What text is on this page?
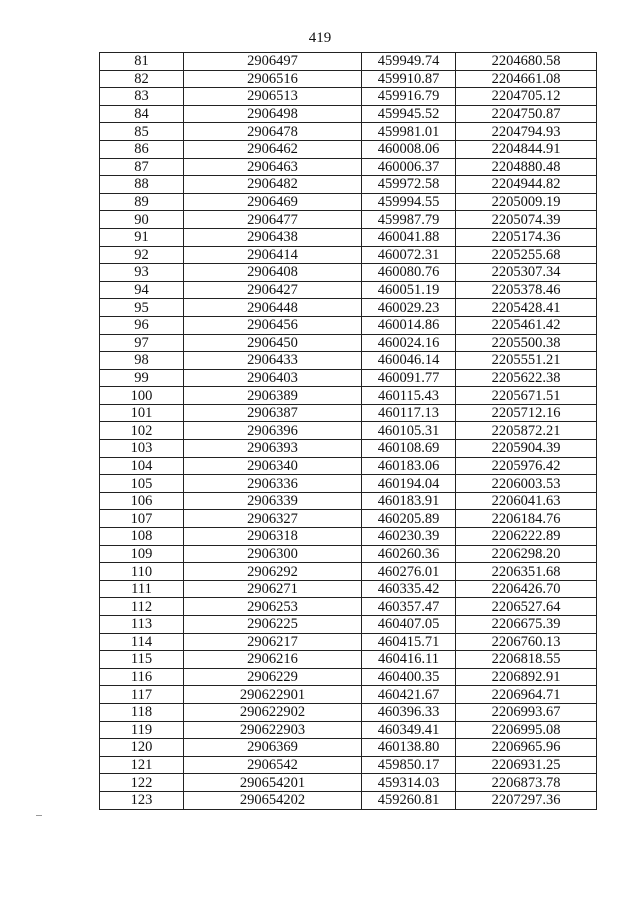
419
81	2906497	459949.74	2204680.58
82	2906516	459910.87	2204661.08
83	2906513	459916.79	2204705.12
84	2906498	459945.52	2204750.87
85	2906478	459981.01	2204794.93
86	2906462	460008.06	2204844.91
87	2906463	460006.37	2204880.48
88	2906482	459972.58	2204944.82
89	2906469	459994.55	2205009.19
90	2906477	459987.79	2205074.39
91	2906438	460041.88	2205174.36
92	2906414	460072.31	2205255.68
93	2906408	460080.76	2205307.34
94	2906427	460051.19	2205378.46
95	2906448	460029.23	2205428.41
96	2906456	460014.86	2205461.42
97	2906450	460024.16	2205500.38
98	2906433	460046.14	2205551.21
99	2906403	460091.77	2205622.38
100	2906389	460115.43	2205671.51
101	2906387	460117.13	2205712.16
102	2906396	460105.31	2205872.21
103	2906393	460108.69	2205904.39
104	2906340	460183.06	2205976.42
105	2906336	460194.04	2206003.53
106	2906339	460183.91	2206041.63
107	2906327	460205.89	2206184.76
108	2906318	460230.39	2206222.89
109	2906300	460260.36	2206298.20
110	2906292	460276.01	2206351.68
111	2906271	460335.42	2206426.70
112	2906253	460357.47	2206527.64
113	2906225	460407.05	2206675.39
114	2906217	460415.71	2206760.13
115	2906216	460416.11	2206818.55
116	2906229	460400.35	2206892.91
117	290622901	460421.67	2206964.71
118	290622902	460396.33	2206993.67
119	290622903	460349.41	2206995.08
120	2906369	460138.80	2206965.96
121	2906542	459850.17	2206931.25
122	290654201	459314.03	2206873.78
123	290654202	459260.81	2207297.36
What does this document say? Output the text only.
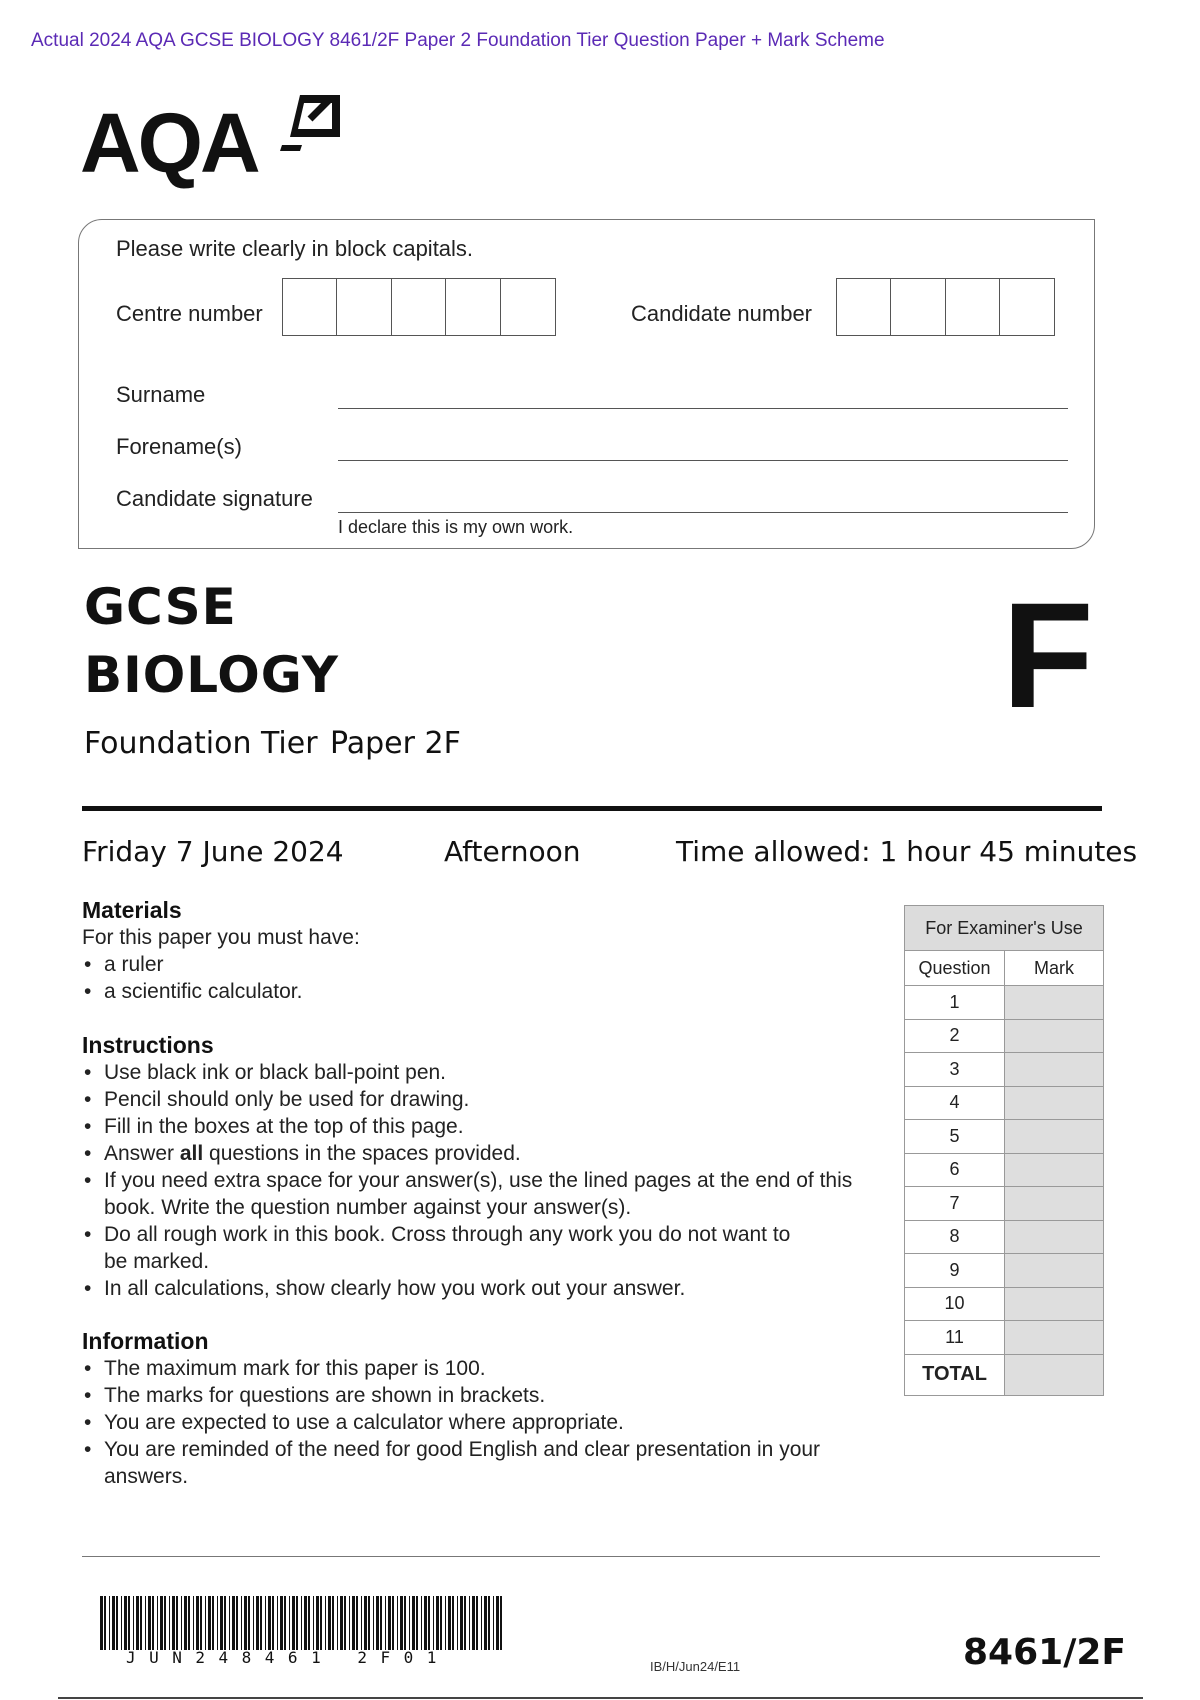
Actual 2024 AQA GCSE BIOLOGY 8461/2F Paper 2 Foundation Tier Question Paper + Mark Scheme
AQA
Please write clearly in block capitals.
Centre number	Candidate number
Surname
Forename(s)
Candidate signature
I declare this is my own work.
GCSE
BIOLOGY
Foundation Tier Paper 2F
F
Friday 7 June 2024	Afternoon	Time allowed: 1 hour 45 minutes
Materials

For this paper you must have:

• a ruler
• a scientific calculator.
Instructions
• Use black ink or black ball-point pen.
• Pencil should only be used for drawing.
• Fill in the boxes at the top of this page.
• Answer all questions in the spaces provided.
• If you need extra space for your answer(s), use the lined pages at the end of this book. Write the question number against your answer(s).
• Do all rough work in this book. Cross through any work you do not want to be marked.
• In all calculations, show clearly how you work out your answer.
Information
• The maximum mark for this paper is 100.
• The marks for questions are shown in brackets.
• You are expected to use a calculator where appropriate.
• You are reminded of the need for good English and clear presentation in your answers.
For Examiner's Use	
Question	Mark
1	
2	
3	
4	
5	
6	
7	
8	
9	
10	
11	
TOTAL	
JUN248461 2F01	IB/H/Jun24/E11	8461/2F
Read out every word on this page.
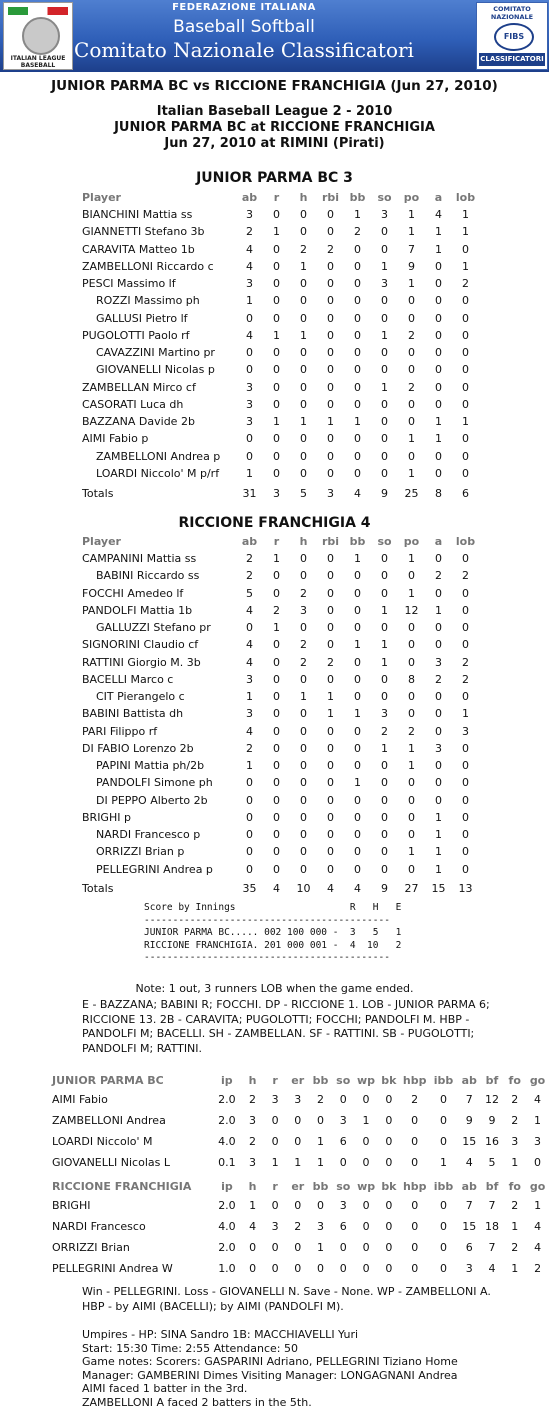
ITALIAN LEAGUE BASEBALL
FEDERAZIONE ITALIANA
Baseball Softball
Comitato Nazionale Classificatori
COMITATO NAZIONALE
FIBS
CLASSIFICATORI
JUNIOR PARMA BC vs RICCIONE FRANCHIGIA (Jun 27, 2010)
Italian Baseball League 2 - 2010
JUNIOR PARMA BC at RICCIONE FRANCHIGIA
Jun 27, 2010 at RIMINI (Pirati)
JUNIOR PARMA BC 3
Player	ab	r	h	rbi	bb	so	po	a	lob
BIANCHINI Mattia ss	3	0	0	0	1	3	1	4	1
GIANNETTI Stefano 3b	2	1	0	0	2	0	1	1	1
CARAVITA Matteo 1b	4	0	2	2	0	0	7	1	0
ZAMBELLONI Riccardo c	4	0	1	0	0	1	9	0	1
PESCI Massimo lf	3	0	0	0	0	3	1	0	2
ROZZI Massimo ph	1	0	0	0	0	0	0	0	0
GALLUSI Pietro lf	0	0	0	0	0	0	0	0	0
PUGOLOTTI Paolo rf	4	1	1	0	0	1	2	0	0
CAVAZZINI Martino pr	0	0	0	0	0	0	0	0	0
GIOVANELLI Nicolas p	0	0	0	0	0	0	0	0	0
ZAMBELLAN Mirco cf	3	0	0	0	0	1	2	0	0
CASORATI Luca dh	3	0	0	0	0	0	0	0	0
BAZZANA Davide 2b	3	1	1	1	1	0	0	1	1
AIMI Fabio p	0	0	0	0	0	0	1	1	0
ZAMBELLONI Andrea p	0	0	0	0	0	0	0	0	0
LOARDI Niccolo' M p/rf	1	0	0	0	0	0	1	0	0
Totals	31	3	5	3	4	9	25	8	6
RICCIONE FRANCHIGIA 4
Player	ab	r	h	rbi	bb	so	po	a	lob
CAMPANINI Mattia ss	2	1	0	0	1	0	1	0	0
BABINI Riccardo ss	2	0	0	0	0	0	0	2	2
FOCCHI Amedeo lf	5	0	2	0	0	0	1	0	0
PANDOLFI Mattia 1b	4	2	3	0	0	1	12	1	0
GALLUZZI Stefano pr	0	1	0	0	0	0	0	0	0
SIGNORINI Claudio cf	4	0	2	0	1	1	0	0	0
RATTINI Giorgio M. 3b	4	0	2	2	0	1	0	3	2
BACELLI Marco c	3	0	0	0	0	0	8	2	2
CIT Pierangelo c	1	0	1	1	0	0	0	0	0
BABINI Battista dh	3	0	0	1	1	3	0	0	1
PARI Filippo rf	4	0	0	0	0	2	2	0	3
DI FABIO Lorenzo 2b	2	0	0	0	0	1	1	3	0
PAPINI Mattia ph/2b	1	0	0	0	0	0	1	0	0
PANDOLFI Simone ph	0	0	0	0	1	0	0	0	0
DI PEPPO Alberto 2b	0	0	0	0	0	0	0	0	0
BRIGHI p	0	0	0	0	0	0	0	1	0
NARDI Francesco p	0	0	0	0	0	0	0	1	0
ORRIZZI Brian p	0	0	0	0	0	0	1	1	0
PELLEGRINI Andrea p	0	0	0	0	0	0	0	1	0
Totals	35	4	10	4	4	9	27	15	13
Score by Innings                    R   H   E
-------------------------------------------
JUNIOR PARMA BC..... 002 100 000 -  3   5   1
RICCIONE FRANCHIGIA. 201 000 001 -  4  10   2
-------------------------------------------
Note: 1 out, 3 runners LOB when the game ended.
E - BAZZANA; BABINI R; FOCCHI. DP - RICCIONE 1. LOB - JUNIOR PARMA 6; RICCIONE 13. 2B - CARAVITA; PUGOLOTTI; FOCCHI; PANDOLFI M. HBP - PANDOLFI M; BACELLI. SH - ZAMBELLAN. SF - RATTINI. SB - PUGOLOTTI; PANDOLFI M; RATTINI.
JUNIOR PARMA BC	ip	h	r	er	bb	so	wp	bk	hbp	ibb	ab	bf	fo	go
AIMI Fabio	2.0	2	3	3	2	0	0	0	2	0	7	12	2	4
ZAMBELLONI Andrea	2.0	3	0	0	0	3	1	0	0	0	9	9	2	1
LOARDI Niccolo' M	4.0	2	0	0	1	6	0	0	0	0	15	16	3	3
GIOVANELLI Nicolas L	0.1	3	1	1	1	0	0	0	0	1	4	5	1	0
RICCIONE FRANCHIGIA	ip	h	r	er	bb	so	wp	bk	hbp	ibb	ab	bf	fo	go
BRIGHI	2.0	1	0	0	0	3	0	0	0	0	7	7	2	1
NARDI Francesco	4.0	4	3	2	3	6	0	0	0	0	15	18	1	4
ORRIZZI Brian	2.0	0	0	0	1	0	0	0	0	0	6	7	2	4
PELLEGRINI Andrea W	1.0	0	0	0	0	0	0	0	0	0	3	4	1	2
Win - PELLEGRINI. Loss - GIOVANELLI N. Save - None. WP - ZAMBELLONI A. HBP - by AIMI (BACELLI); by AIMI (PANDOLFI M).
Umpires - HP: SINA Sandro 1B: MACCHIAVELLI Yuri
Start: 15:30 Time: 2:55 Attendance: 50
Game notes: Scorers: GASPARINI Adriano, PELLEGRINI Tiziano Home Manager: GAMBERINI Dimes Visiting Manager: LONGAGNANI Andrea
AIMI faced 1 batter in the 3rd.
ZAMBELLONI A faced 2 batters in the 5th.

*AIM OF THE TASK:*
Check every line of the data above for the string "PARMA", and copy those that have it.

*SOLUTION FOR THIS PROBLEM:*
JUNIOR PARMA BC vs RICCIONE FRANCHIGIA (Jun 27, 2010)
JUNIOR PARMA BC at RICCIONE FRANCHIGIA
JUNIOR PARMA BC 3
JUNIOR PARMA BC..... 002 100 000 -  3   5   1
E - BAZZANA; BABINI R; FOCCHI. DP - RICCIONE 1. LOB - JUNIOR PARMA 6; RICCIONE 13. 2B - CARAVITA; PUGOLOTTI; FOCCHI; PANDOLFI M. HBP - PANDOLFI M; BACELLI. SH - ZAMBELLAN. SF - RATTINI. SB - PUGOLOTTI; PANDOLFI M; RATTINI.
JUNIOR PARMA BC	ip	h	r	er	bb	so	wp	bk	hbp	ibb	ab	bf	fo	go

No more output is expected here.